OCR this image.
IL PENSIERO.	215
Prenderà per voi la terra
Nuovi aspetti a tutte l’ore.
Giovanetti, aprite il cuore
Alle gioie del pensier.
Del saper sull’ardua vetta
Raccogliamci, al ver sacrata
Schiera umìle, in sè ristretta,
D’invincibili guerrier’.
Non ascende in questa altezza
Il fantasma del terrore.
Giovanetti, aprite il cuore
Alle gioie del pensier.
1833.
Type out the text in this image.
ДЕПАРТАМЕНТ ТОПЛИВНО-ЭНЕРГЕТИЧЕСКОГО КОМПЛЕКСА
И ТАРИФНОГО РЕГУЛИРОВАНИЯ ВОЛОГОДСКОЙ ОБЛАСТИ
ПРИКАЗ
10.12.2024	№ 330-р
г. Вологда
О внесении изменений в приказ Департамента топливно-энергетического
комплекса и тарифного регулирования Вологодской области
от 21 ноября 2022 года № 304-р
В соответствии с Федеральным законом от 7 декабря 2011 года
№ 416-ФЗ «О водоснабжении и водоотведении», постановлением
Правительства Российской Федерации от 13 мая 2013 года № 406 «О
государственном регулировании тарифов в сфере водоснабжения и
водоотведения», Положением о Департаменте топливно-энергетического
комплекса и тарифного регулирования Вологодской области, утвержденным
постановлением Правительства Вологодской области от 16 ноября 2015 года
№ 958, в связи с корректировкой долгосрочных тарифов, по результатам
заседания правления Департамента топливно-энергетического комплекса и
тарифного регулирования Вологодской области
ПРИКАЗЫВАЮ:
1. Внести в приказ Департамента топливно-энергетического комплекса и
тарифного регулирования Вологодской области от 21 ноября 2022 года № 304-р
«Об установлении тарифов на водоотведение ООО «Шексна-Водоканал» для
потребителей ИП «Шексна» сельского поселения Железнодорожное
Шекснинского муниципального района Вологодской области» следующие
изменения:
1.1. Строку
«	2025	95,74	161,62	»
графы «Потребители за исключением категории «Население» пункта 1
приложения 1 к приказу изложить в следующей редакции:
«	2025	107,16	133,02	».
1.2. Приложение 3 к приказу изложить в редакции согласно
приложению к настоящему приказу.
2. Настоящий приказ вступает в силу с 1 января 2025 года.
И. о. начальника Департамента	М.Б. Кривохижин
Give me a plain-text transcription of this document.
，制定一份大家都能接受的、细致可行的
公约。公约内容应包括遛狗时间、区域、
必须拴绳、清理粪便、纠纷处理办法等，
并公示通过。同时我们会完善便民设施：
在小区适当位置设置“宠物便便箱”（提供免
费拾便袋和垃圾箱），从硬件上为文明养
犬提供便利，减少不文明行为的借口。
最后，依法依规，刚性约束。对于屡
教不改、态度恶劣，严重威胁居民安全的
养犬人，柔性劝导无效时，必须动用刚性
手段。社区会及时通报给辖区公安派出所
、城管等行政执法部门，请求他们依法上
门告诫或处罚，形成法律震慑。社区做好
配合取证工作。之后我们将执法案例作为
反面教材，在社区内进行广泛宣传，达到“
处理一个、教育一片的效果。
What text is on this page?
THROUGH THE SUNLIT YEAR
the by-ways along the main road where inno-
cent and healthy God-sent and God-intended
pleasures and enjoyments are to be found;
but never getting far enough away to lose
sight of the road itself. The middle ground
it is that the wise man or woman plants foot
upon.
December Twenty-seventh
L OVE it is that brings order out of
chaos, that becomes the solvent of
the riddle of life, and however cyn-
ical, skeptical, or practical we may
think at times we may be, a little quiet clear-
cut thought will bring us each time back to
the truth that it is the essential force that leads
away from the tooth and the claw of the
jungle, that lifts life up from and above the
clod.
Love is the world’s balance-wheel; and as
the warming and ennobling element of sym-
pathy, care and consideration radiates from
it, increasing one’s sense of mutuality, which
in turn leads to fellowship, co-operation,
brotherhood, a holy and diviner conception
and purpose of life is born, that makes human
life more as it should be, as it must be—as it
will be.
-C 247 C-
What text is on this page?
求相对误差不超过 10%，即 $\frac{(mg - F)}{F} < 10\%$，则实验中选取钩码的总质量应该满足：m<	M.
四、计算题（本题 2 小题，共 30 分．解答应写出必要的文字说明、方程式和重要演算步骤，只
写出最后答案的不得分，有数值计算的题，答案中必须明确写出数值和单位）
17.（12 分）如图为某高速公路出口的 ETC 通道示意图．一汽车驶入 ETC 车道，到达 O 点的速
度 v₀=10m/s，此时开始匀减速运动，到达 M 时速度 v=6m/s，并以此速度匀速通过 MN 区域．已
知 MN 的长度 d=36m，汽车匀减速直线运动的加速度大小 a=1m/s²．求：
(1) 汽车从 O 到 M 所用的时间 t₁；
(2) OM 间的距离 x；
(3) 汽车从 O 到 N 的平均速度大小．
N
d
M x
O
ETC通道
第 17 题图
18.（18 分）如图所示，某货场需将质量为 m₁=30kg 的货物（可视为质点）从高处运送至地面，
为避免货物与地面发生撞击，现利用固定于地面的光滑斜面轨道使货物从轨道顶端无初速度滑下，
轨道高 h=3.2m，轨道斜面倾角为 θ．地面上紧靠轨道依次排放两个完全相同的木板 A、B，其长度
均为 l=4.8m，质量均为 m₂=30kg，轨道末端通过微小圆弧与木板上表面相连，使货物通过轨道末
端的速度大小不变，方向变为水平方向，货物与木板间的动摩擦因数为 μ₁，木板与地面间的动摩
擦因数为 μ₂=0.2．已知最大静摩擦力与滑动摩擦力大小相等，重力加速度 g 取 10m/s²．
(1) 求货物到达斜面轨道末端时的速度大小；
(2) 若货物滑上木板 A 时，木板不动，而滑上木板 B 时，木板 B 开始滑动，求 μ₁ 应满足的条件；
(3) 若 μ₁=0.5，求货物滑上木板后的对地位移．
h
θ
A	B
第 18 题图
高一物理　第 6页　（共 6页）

Problem to work on — Write out every line from the entries where "изложить" appears.

Result of the task —
приложения 1 к приказу изложить в следующей редакции:
1.2. Приложение 3 к приказу изложить в редакции согласно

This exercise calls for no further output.